• _Exercise description_: Copy the material that follows word for word and omit its pictures.

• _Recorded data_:
──────
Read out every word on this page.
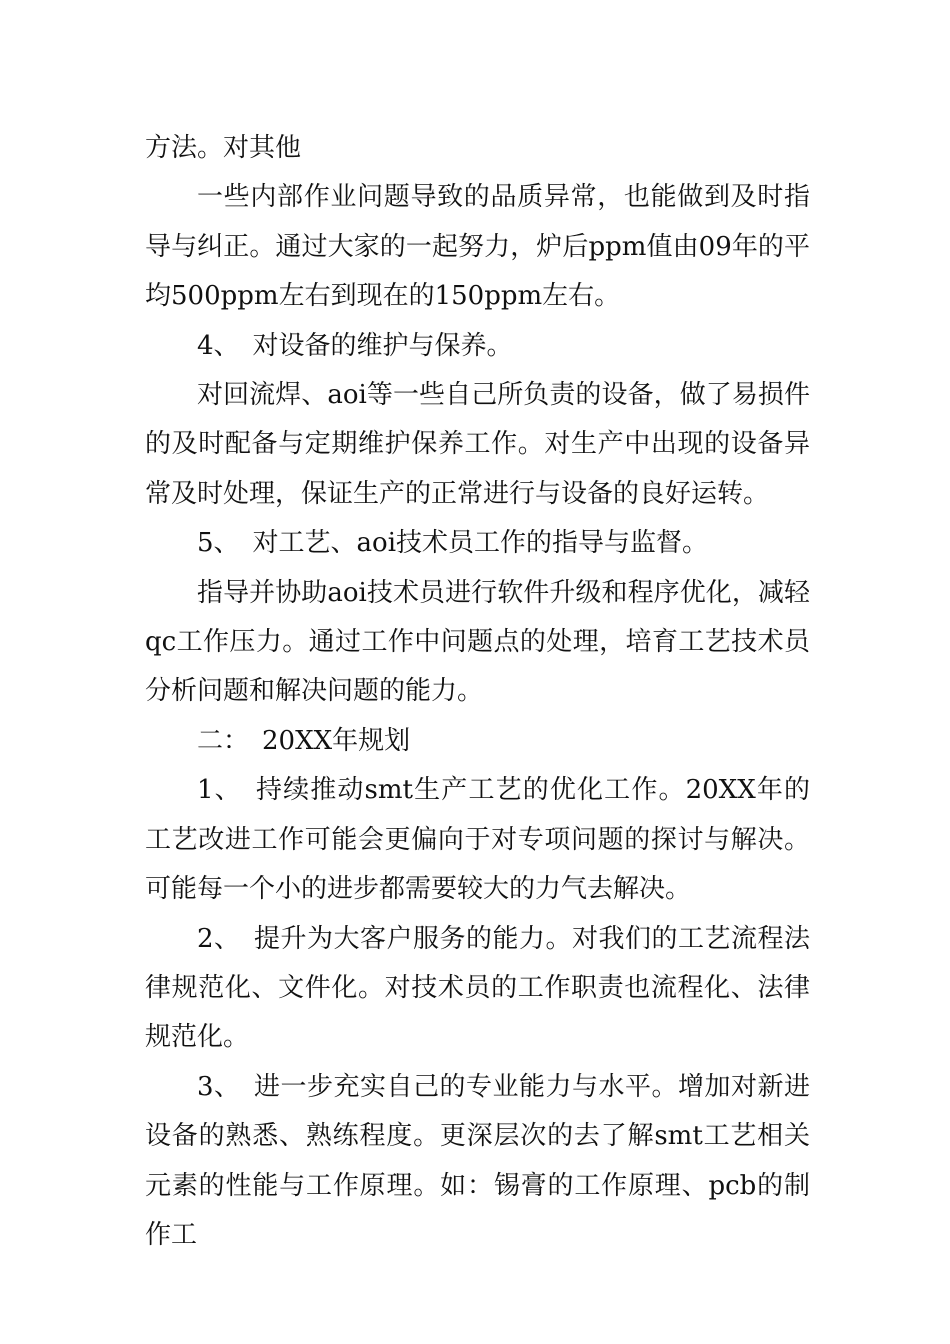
方法。对其他

一些内部作业问题导致的品质异常，也能做到及时指导与纠正。通过大家的一起努力，炉后ppm值由09年的平均500ppm左右到现在的150ppm左右。

4、　对设备的维护与保养。

对回流焊、aoi等一些自己所负责的设备，做了易损件的及时配备与定期维护保养工作。对生产中出现的设备异常及时处理，保证生产的正常进行与设备的良好运转。

5、　对工艺、aoi技术员工作的指导与监督。

指导并协助aoi技术员进行软件升级和程序优化，减轻qc工作压力。通过工作中问题点的处理，培育工艺技术员分析问题和解决问题的能力。

二：　20XX年规划

1、　持续推动smt生产工艺的优化工作。20XX年的工艺改进工作可能会更偏向于对专项问题的探讨与解决。可能每一个小的进步都需要较大的力气去解决。

2、　提升为大客户服务的能力。对我们的工艺流程法律规范化、文件化。对技术员的工作职责也流程化、法律规范化。

3、　进一步充实自己的专业能力与水平。增加对新进设备的熟悉、熟练程度。更深层次的去了解smt工艺相关元素的性能与工作原理。如：锡膏的工作原理、pcb的制作工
──────
• _Reply_:
Read out every word on this page.
方法。对其他

一些内部作业问题导致的品质异常，也能做到及时指导与纠正。通过大家的一起努力，炉后ppm值由09年的平均500ppm左右到现在的150ppm左右。

4、　对设备的维护与保养。

对回流焊、aoi等一些自己所负责的设备，做了易损件的及时配备与定期维护保养工作。对生产中出现的设备异常及时处理，保证生产的正常进行与设备的良好运转。

5、　对工艺、aoi技术员工作的指导与监督。

指导并协助aoi技术员进行软件升级和程序优化，减轻qc工作压力。通过工作中问题点的处理，培育工艺技术员分析问题和解决问题的能力。

二：　20XX年规划

1、　持续推动smt生产工艺的优化工作。20XX年的工艺改进工作可能会更偏向于对专项问题的探讨与解决。可能每一个小的进步都需要较大的力气去解决。

2、　提升为大客户服务的能力。对我们的工艺流程法律规范化、文件化。对技术员的工作职责也流程化、法律规范化。

3、　进一步充实自己的专业能力与水平。增加对新进设备的熟悉、熟练程度。更深层次的去了解smt工艺相关元素的性能与工作原理。如：锡膏的工作原理、pcb的制作工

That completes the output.